## Work to be completed
A verbatim copy of the records is required, with all pictures left out.

## Task input
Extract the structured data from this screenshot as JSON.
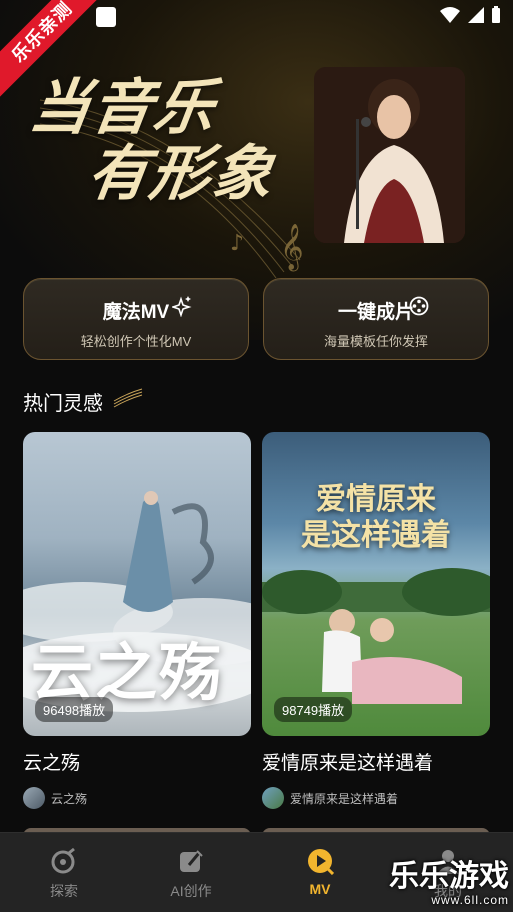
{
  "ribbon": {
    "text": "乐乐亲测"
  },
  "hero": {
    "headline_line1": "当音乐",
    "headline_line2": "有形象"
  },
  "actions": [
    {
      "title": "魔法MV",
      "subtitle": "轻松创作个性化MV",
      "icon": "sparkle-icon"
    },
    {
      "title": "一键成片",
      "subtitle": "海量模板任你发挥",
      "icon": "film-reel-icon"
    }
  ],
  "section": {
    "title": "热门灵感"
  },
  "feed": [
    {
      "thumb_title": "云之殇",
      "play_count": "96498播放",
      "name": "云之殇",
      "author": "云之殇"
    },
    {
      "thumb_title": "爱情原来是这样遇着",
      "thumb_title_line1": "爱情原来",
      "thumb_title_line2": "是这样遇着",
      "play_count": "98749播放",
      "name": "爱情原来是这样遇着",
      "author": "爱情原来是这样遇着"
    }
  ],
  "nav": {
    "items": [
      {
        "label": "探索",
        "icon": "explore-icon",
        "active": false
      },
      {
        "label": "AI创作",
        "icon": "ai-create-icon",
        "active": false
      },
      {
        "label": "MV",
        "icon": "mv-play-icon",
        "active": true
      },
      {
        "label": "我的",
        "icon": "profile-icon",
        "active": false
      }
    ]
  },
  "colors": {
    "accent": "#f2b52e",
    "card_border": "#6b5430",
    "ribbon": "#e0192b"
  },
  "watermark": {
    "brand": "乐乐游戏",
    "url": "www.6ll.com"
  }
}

## Output
Extract the structured data from this screenshot as JSON.
{
  "ribbon": {
    "text": "乐乐亲测"
  },
  "hero": {
    "headline_line1": "当音乐",
    "headline_line2": "有形象"
  },
  "actions": [
    {
      "title": "魔法MV",
      "subtitle": "轻松创作个性化MV",
      "icon": "sparkle-icon"
    },
    {
      "title": "一键成片",
      "subtitle": "海量模板任你发挥",
      "icon": "film-reel-icon"
    }
  ],
  "section": {
    "title": "热门灵感"
  },
  "feed": [
    {
      "thumb_title": "云之殇",
      "play_count": "96498播放",
      "name": "云之殇",
      "author": "云之殇"
    },
    {
      "thumb_title": "爱情原来是这样遇着",
      "thumb_title_line1": "爱情原来",
      "thumb_title_line2": "是这样遇着",
      "play_count": "98749播放",
      "name": "爱情原来是这样遇着",
      "author": "爱情原来是这样遇着"
    }
  ],
  "nav": {
    "items": [
      {
        "label": "探索",
        "icon": "explore-icon",
        "active": false
      },
      {
        "label": "AI创作",
        "icon": "ai-create-icon",
        "active": false
      },
      {
        "label": "MV",
        "icon": "mv-play-icon",
        "active": true
      },
      {
        "label": "我的",
        "icon": "profile-icon",
        "active": false
      }
    ]
  },
  "colors": {
    "accent": "#f2b52e",
    "card_border": "#6b5430",
    "ribbon": "#e0192b"
  },
  "watermark": {
    "brand": "乐乐游戏",
    "url": "www.6ll.com"
  }
}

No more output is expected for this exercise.